- **WHAT YOU WILL DO**: Every record must be written out once more, with nothing added or omitted.

[Dataset items]
╔══

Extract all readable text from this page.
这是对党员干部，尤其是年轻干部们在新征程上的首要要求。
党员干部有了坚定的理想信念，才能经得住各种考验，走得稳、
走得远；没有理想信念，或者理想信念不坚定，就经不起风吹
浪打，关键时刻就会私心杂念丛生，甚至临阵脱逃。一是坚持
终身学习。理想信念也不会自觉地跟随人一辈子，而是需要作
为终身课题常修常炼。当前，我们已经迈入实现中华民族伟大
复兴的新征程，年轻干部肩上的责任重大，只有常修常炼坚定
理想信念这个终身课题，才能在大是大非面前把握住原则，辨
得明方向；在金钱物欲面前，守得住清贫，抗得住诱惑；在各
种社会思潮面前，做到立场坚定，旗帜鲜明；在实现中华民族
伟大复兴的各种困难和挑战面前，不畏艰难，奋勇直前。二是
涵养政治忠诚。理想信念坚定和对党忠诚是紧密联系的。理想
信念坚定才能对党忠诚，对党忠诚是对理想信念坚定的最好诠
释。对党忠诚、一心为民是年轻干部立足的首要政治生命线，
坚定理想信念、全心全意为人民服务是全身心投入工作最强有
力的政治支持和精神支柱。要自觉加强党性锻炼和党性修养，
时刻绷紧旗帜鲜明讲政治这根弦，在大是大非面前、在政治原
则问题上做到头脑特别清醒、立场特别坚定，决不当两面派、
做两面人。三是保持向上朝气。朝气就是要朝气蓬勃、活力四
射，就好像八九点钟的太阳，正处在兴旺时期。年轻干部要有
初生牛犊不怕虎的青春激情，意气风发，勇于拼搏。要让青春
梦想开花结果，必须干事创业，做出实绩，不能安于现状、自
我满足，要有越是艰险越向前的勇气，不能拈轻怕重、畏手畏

╚══

- **RESULT OF THE EXERCISE**:
Extract all readable text from this page.
这是对党员干部，尤其是年轻干部们在新征程上的首要要求。
党员干部有了坚定的理想信念，才能经得住各种考验，走得稳、
走得远；没有理想信念，或者理想信念不坚定，就经不起风吹
浪打，关键时刻就会私心杂念丛生，甚至临阵脱逃。一是坚持
终身学习。理想信念也不会自觉地跟随人一辈子，而是需要作
为终身课题常修常炼。当前，我们已经迈入实现中华民族伟大
复兴的新征程，年轻干部肩上的责任重大，只有常修常炼坚定
理想信念这个终身课题，才能在大是大非面前把握住原则，辨
得明方向；在金钱物欲面前，守得住清贫，抗得住诱惑；在各
种社会思潮面前，做到立场坚定，旗帜鲜明；在实现中华民族
伟大复兴的各种困难和挑战面前，不畏艰难，奋勇直前。二是
涵养政治忠诚。理想信念坚定和对党忠诚是紧密联系的。理想
信念坚定才能对党忠诚，对党忠诚是对理想信念坚定的最好诠
释。对党忠诚、一心为民是年轻干部立足的首要政治生命线，
坚定理想信念、全心全意为人民服务是全身心投入工作最强有
力的政治支持和精神支柱。要自觉加强党性锻炼和党性修养，
时刻绷紧旗帜鲜明讲政治这根弦，在大是大非面前、在政治原
则问题上做到头脑特别清醒、立场特别坚定，决不当两面派、
做两面人。三是保持向上朝气。朝气就是要朝气蓬勃、活力四
射，就好像八九点钟的太阳，正处在兴旺时期。年轻干部要有
初生牛犊不怕虎的青春激情，意气风发，勇于拼搏。要让青春
梦想开花结果，必须干事创业，做出实绩，不能安于现状、自
我满足，要有越是艰险越向前的勇气，不能拈轻怕重、畏手畏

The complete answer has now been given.